-- begin DATA FOR THIS EXERCISE --
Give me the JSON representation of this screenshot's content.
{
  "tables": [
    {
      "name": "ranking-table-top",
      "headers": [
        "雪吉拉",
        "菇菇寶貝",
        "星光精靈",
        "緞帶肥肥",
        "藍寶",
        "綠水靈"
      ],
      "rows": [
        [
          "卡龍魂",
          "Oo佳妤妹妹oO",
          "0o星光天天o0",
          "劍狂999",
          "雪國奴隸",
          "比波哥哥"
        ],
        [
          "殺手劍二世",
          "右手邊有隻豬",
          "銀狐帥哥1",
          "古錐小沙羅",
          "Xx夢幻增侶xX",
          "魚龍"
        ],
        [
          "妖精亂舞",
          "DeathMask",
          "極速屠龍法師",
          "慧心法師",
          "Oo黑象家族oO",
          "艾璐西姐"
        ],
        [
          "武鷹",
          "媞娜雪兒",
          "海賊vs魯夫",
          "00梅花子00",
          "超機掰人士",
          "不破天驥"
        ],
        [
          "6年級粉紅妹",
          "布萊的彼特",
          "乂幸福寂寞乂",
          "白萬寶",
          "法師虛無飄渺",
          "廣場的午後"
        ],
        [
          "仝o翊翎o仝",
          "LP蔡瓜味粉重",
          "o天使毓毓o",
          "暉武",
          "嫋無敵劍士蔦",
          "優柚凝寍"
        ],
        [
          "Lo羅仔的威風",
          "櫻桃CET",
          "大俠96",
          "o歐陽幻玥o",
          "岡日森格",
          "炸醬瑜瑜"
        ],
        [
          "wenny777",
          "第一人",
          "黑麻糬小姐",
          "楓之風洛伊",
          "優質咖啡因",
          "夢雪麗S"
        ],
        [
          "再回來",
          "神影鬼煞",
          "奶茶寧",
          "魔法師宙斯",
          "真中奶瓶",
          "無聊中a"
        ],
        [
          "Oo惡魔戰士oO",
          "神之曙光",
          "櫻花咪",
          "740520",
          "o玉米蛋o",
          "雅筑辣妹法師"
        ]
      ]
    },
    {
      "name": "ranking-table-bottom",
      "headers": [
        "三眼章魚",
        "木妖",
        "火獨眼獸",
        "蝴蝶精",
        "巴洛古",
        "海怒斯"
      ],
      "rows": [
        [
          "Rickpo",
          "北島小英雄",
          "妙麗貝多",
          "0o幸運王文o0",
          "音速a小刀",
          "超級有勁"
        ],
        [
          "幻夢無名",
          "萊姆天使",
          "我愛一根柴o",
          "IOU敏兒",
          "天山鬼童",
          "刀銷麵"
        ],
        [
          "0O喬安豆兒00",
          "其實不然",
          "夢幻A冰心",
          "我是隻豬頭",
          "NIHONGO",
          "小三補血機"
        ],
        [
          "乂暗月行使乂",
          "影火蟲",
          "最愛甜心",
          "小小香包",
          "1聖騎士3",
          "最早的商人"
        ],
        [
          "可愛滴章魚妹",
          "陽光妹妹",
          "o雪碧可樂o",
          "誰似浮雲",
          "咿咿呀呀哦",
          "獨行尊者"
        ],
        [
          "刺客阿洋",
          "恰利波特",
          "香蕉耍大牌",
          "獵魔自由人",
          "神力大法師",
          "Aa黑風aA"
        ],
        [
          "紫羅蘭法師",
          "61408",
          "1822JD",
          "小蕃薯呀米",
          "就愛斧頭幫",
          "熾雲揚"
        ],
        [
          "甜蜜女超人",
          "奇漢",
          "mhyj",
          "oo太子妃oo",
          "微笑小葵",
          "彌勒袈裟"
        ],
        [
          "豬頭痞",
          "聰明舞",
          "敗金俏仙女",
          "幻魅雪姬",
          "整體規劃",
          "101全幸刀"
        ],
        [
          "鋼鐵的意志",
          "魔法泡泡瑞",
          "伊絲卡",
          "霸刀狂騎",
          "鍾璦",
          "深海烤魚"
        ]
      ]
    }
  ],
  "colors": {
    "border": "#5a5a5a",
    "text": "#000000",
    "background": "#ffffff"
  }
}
-- end DATA FOR THIS EXERCISE --
## TASK TO COMPLETE
In the records above, find each line holding "name" and copy it.

## COMPLETED EXERCISE
      "name": "ranking-table-top",
      "name": "ranking-table-bottom",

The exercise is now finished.